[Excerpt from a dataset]
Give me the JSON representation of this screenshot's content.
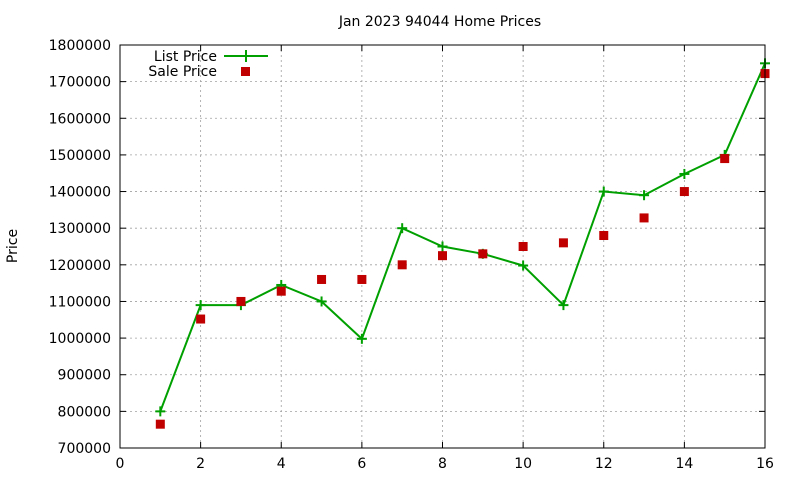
{
  "chart_data": {
    "type": "line",
    "title": "Jan 2023 94044 Home Prices",
    "xlabel": "",
    "ylabel": "Price",
    "xlim": [
      0,
      16
    ],
    "ylim": [
      700000,
      1800000
    ],
    "xticks": [
      "0",
      "2",
      "4",
      "6",
      "8",
      "10",
      "12",
      "14",
      "16"
    ],
    "yticks": [
      "700000",
      "800000",
      "900000",
      "1000000",
      "1100000",
      "1200000",
      "1300000",
      "1400000",
      "1500000",
      "1600000",
      "1700000",
      "1800000"
    ],
    "grid": true,
    "legend_position": "top-left",
    "series": [
      {
        "name": "List Price",
        "style": "lines+points",
        "marker": "plus",
        "color": "#00a000",
        "x": [
          1,
          2,
          3,
          4,
          5,
          6,
          7,
          8,
          9,
          10,
          11,
          12,
          13,
          14,
          15,
          16
        ],
        "values": [
          800000,
          1090000,
          1090000,
          1145000,
          1100000,
          998000,
          1300000,
          1250000,
          1230000,
          1198000,
          1090000,
          1400000,
          1390000,
          1448000,
          1500000,
          1750000
        ]
      },
      {
        "name": "Sale Price",
        "style": "points",
        "marker": "square",
        "color": "#c00000",
        "x": [
          1,
          2,
          3,
          4,
          5,
          6,
          7,
          8,
          9,
          10,
          11,
          12,
          13,
          14,
          15,
          16
        ],
        "values": [
          765000,
          1052000,
          1100000,
          1128000,
          1160000,
          1160000,
          1200000,
          1225000,
          1230000,
          1250000,
          1260000,
          1280000,
          1328000,
          1400000,
          1490000,
          1722000
        ]
      }
    ]
  }
}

YOUR TASK:
Leave out the pictures and copy everything else in the records word for word.

REPLY TO THE EXERCISE:
Give me the JSON representation of this screenshot's content.
{
  "chart_data": {
    "type": "line",
    "title": "Jan 2023 94044 Home Prices",
    "xlabel": "",
    "ylabel": "Price",
    "xlim": [
      0,
      16
    ],
    "ylim": [
      700000,
      1800000
    ],
    "xticks": [
      "0",
      "2",
      "4",
      "6",
      "8",
      "10",
      "12",
      "14",
      "16"
    ],
    "yticks": [
      "700000",
      "800000",
      "900000",
      "1000000",
      "1100000",
      "1200000",
      "1300000",
      "1400000",
      "1500000",
      "1600000",
      "1700000",
      "1800000"
    ],
    "grid": true,
    "legend_position": "top-left",
    "series": [
      {
        "name": "List Price",
        "style": "lines+points",
        "marker": "plus",
        "color": "#00a000",
        "x": [
          1,
          2,
          3,
          4,
          5,
          6,
          7,
          8,
          9,
          10,
          11,
          12,
          13,
          14,
          15,
          16
        ],
        "values": [
          800000,
          1090000,
          1090000,
          1145000,
          1100000,
          998000,
          1300000,
          1250000,
          1230000,
          1198000,
          1090000,
          1400000,
          1390000,
          1448000,
          1500000,
          1750000
        ]
      },
      {
        "name": "Sale Price",
        "style": "points",
        "marker": "square",
        "color": "#c00000",
        "x": [
          1,
          2,
          3,
          4,
          5,
          6,
          7,
          8,
          9,
          10,
          11,
          12,
          13,
          14,
          15,
          16
        ],
        "values": [
          765000,
          1052000,
          1100000,
          1128000,
          1160000,
          1160000,
          1200000,
          1225000,
          1230000,
          1250000,
          1260000,
          1280000,
          1328000,
          1400000,
          1490000,
          1722000
        ]
      }
    ]
  }
}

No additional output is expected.